**STATED EXERCISE**
Say how many lines include the word "harmony". Reply with nothing but the number.

******************************

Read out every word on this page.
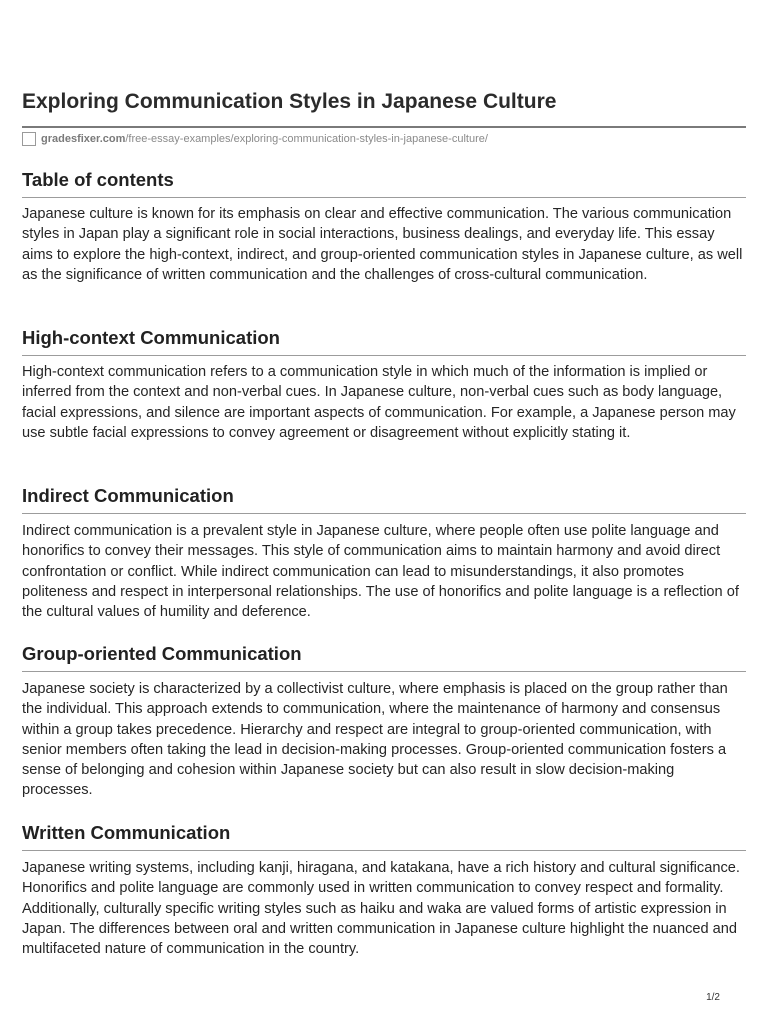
Exploring Communication Styles in Japanese Culture
gradesfixer.com/free-essay-examples/exploring-communication-styles-in-japanese-culture/
Table of contents

Japanese culture is known for its emphasis on clear and effective communication. The various communication styles in Japan play a significant role in social interactions, business dealings, and everyday life. This essay aims to explore the high-context, indirect, and group-oriented communication styles in Japanese culture, as well as the significance of written communication and the challenges of cross-cultural communication.

High-context Communication

High-context communication refers to a communication style in which much of the information is implied or inferred from the context and non-verbal cues. In Japanese culture, non-verbal cues such as body language, facial expressions, and silence are important aspects of communication. For example, a Japanese person may use subtle facial expressions to convey agreement or disagreement without explicitly stating it.

Indirect Communication

Indirect communication is a prevalent style in Japanese culture, where people often use polite language and honorifics to convey their messages. This style of communication aims to maintain harmony and avoid direct confrontation or conflict. While indirect communication can lead to misunderstandings, it also promotes politeness and respect in interpersonal relationships. The use of honorifics and polite language is a reflection of the cultural values of humility and deference.

Group-oriented Communication

Japanese society is characterized by a collectivist culture, where emphasis is placed on the group rather than the individual. This approach extends to communication, where the maintenance of harmony and consensus within a group takes precedence. Hierarchy and respect are integral to group-oriented communication, with senior members often taking the lead in decision-making processes. Group-oriented communication fosters a sense of belonging and cohesion within Japanese society but can also result in slow decision-making processes.

Written Communication

Japanese writing systems, including kanji, hiragana, and katakana, have a rich history and cultural significance. Honorifics and polite language are commonly used in written communication to convey respect and formality. Additionally, culturally specific writing styles such as haiku and waka are valued forms of artistic expression in Japan. The differences between oral and written communication in Japanese culture highlight the nuanced and multifaceted nature of communication in the country.

1/2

******************************

**ANSWER TO THIS TASK**
2